-- Material for the task start --

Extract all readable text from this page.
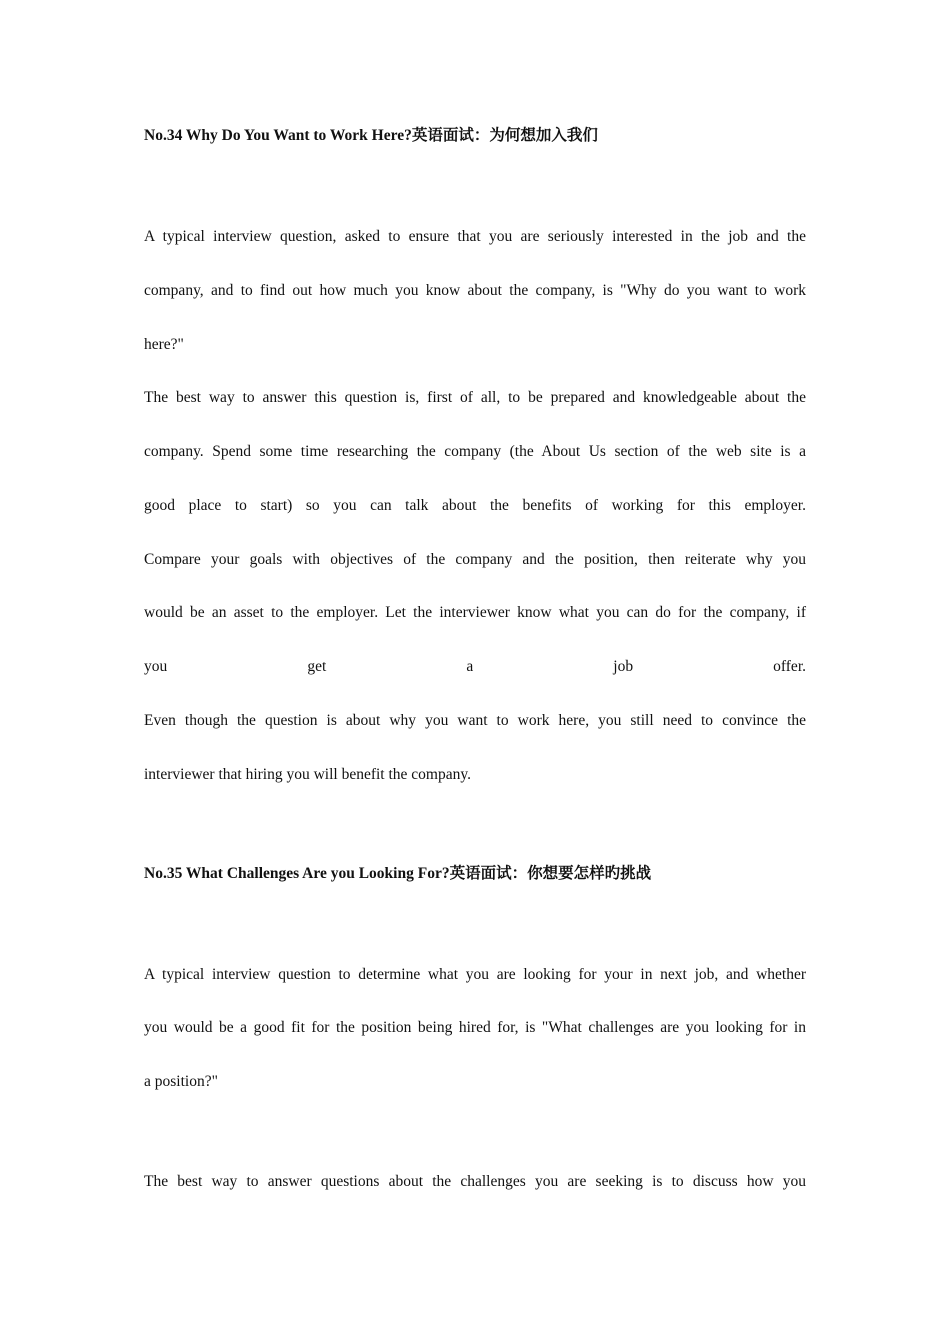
No.34 Why Do You Want to Work Here?英语面试：为何想加入我们
A typical interview question, asked to ensure that you are seriously interested in the job and the
company, and to find out how much you know about the company, is "Why do you want to work
here?"
The best way to answer this question is, first of all, to be prepared and knowledgeable about the
company. Spend some time researching the company (the About Us section of the web site is a
good place to start) so you can talk about the benefits of working for this employer.
Compare your goals with objectives of the company and the position, then reiterate why you
would be an asset to the employer. Let the interviewer know what you can do for the company, if
you	get	a	job	offer.
Even though the question is about why you want to work here, you still need to convince the
interviewer that hiring you will benefit the company.
No.35 What Challenges Are you Looking For?英语面试：你想要怎样旳挑战
A typical interview question to determine what you are looking for your in next job, and whether
you would be a good fit for the position being hired for, is "What challenges are you looking for in
a position?"
The best way to answer questions about the challenges you are seeking is to discuss how you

-- Material for the task end --

◆ Directive
Omit the pictures and restate the rest of the records verbatim.

◆ Exercise output
Extract all readable text from this page.
No.34 Why Do You Want to Work Here?英语面试：为何想加入我们
A typical interview question, asked to ensure that you are seriously interested in the job and the
company, and to find out how much you know about the company, is "Why do you want to work
here?"
The best way to answer this question is, first of all, to be prepared and knowledgeable about the
company. Spend some time researching the company (the About Us section of the web site is a
good place to start) so you can talk about the benefits of working for this employer.
Compare your goals with objectives of the company and the position, then reiterate why you
would be an asset to the employer. Let the interviewer know what you can do for the company, if
you	get	a	job	offer.
Even though the question is about why you want to work here, you still need to convince the
interviewer that hiring you will benefit the company.
No.35 What Challenges Are you Looking For?英语面试：你想要怎样旳挑战
A typical interview question to determine what you are looking for your in next job, and whether
you would be a good fit for the position being hired for, is "What challenges are you looking for in
a position?"
The best way to answer questions about the challenges you are seeking is to discuss how you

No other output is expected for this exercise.